> _Objective_: Repeat every line of the data exactly, but not the pictures.

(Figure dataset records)
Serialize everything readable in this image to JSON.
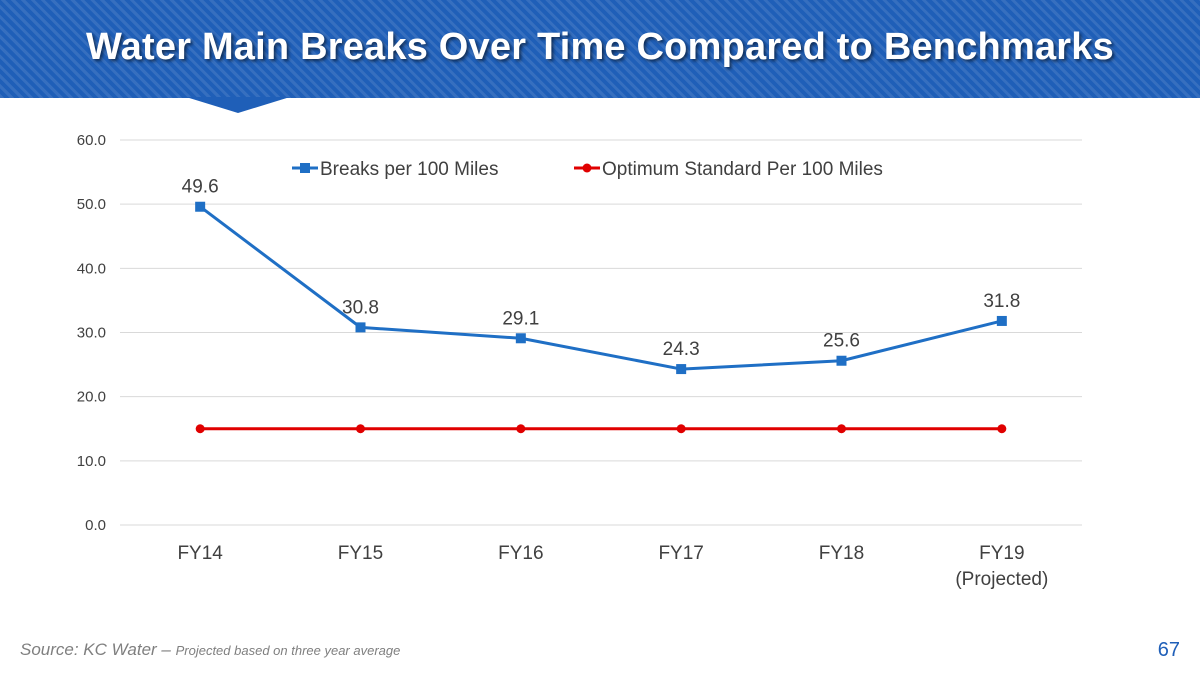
{
  "slide": {
    "title": "Water Main Breaks Over Time Compared to Benchmarks",
    "source_main": "Source: KC Water – ",
    "source_note": "Projected based on three year average",
    "page_number": "67"
  },
  "colors": {
    "banner": "#1f5fb8",
    "breaks_series": "#1f6fc5",
    "standard_series": "#e00000",
    "gridline": "#d9d9d9",
    "axis_text": "#404040"
  },
  "chart_data": {
    "type": "line",
    "title": "",
    "xlabel": "",
    "ylabel": "",
    "categories": [
      [
        "FY14"
      ],
      [
        "FY15"
      ],
      [
        "FY16"
      ],
      [
        "FY17"
      ],
      [
        "FY18"
      ],
      [
        "FY19",
        "(Projected)"
      ]
    ],
    "ylim": [
      0,
      60
    ],
    "yticks": [
      0,
      10,
      20,
      30,
      40,
      50,
      60
    ],
    "ytick_labels": [
      "0.0",
      "10.0",
      "20.0",
      "30.0",
      "40.0",
      "50.0",
      "60.0"
    ],
    "grid": true,
    "legend": "top",
    "series": [
      {
        "name": "Breaks per 100 Miles",
        "values": [
          49.6,
          30.8,
          29.1,
          24.3,
          25.6,
          31.8
        ],
        "labels": [
          "49.6",
          "30.8",
          "29.1",
          "24.3",
          "25.6",
          "31.8"
        ],
        "marker": "square"
      },
      {
        "name": "Optimum Standard Per 100 Miles",
        "values": [
          15,
          15,
          15,
          15,
          15,
          15
        ],
        "marker": "circle"
      }
    ]
  }
}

> _Finished task_:
Serialize everything readable in this image to JSON.
{
  "slide": {
    "title": "Water Main Breaks Over Time Compared to Benchmarks",
    "source_main": "Source: KC Water – ",
    "source_note": "Projected based on three year average",
    "page_number": "67"
  },
  "colors": {
    "banner": "#1f5fb8",
    "breaks_series": "#1f6fc5",
    "standard_series": "#e00000",
    "gridline": "#d9d9d9",
    "axis_text": "#404040"
  },
  "chart_data": {
    "type": "line",
    "title": "",
    "xlabel": "",
    "ylabel": "",
    "categories": [
      [
        "FY14"
      ],
      [
        "FY15"
      ],
      [
        "FY16"
      ],
      [
        "FY17"
      ],
      [
        "FY18"
      ],
      [
        "FY19",
        "(Projected)"
      ]
    ],
    "ylim": [
      0,
      60
    ],
    "yticks": [
      0,
      10,
      20,
      30,
      40,
      50,
      60
    ],
    "ytick_labels": [
      "0.0",
      "10.0",
      "20.0",
      "30.0",
      "40.0",
      "50.0",
      "60.0"
    ],
    "grid": true,
    "legend": "top",
    "series": [
      {
        "name": "Breaks per 100 Miles",
        "values": [
          49.6,
          30.8,
          29.1,
          24.3,
          25.6,
          31.8
        ],
        "labels": [
          "49.6",
          "30.8",
          "29.1",
          "24.3",
          "25.6",
          "31.8"
        ],
        "marker": "square"
      },
      {
        "name": "Optimum Standard Per 100 Miles",
        "values": [
          15,
          15,
          15,
          15,
          15,
          15
        ],
        "marker": "circle"
      }
    ]
  }
}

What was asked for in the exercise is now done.